(begin)

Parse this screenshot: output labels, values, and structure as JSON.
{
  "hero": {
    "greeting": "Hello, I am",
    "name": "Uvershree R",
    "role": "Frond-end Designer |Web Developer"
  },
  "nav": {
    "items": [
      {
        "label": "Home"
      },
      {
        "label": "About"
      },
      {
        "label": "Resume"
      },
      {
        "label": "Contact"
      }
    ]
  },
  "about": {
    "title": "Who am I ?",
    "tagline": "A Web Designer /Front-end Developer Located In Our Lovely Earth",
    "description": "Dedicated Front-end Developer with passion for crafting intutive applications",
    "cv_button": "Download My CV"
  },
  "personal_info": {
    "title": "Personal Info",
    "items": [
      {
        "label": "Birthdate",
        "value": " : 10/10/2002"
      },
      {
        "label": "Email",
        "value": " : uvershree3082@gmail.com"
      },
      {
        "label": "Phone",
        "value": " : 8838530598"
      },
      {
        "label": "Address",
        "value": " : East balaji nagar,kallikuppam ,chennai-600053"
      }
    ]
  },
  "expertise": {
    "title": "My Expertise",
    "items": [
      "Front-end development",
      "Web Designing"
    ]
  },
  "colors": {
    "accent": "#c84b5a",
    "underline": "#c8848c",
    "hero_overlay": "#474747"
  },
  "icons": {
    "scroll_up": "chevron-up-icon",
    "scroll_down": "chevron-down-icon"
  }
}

(end)

Description of the task: Read the entries and pick out all lines that include the word "Front".

Expected output:
    "tagline": "A Web Designer /Front-end Developer Located In Our Lovely Earth",
    "description": "Dedicated Front-end Developer with passion for crafting intutive applications",
      "Front-end development",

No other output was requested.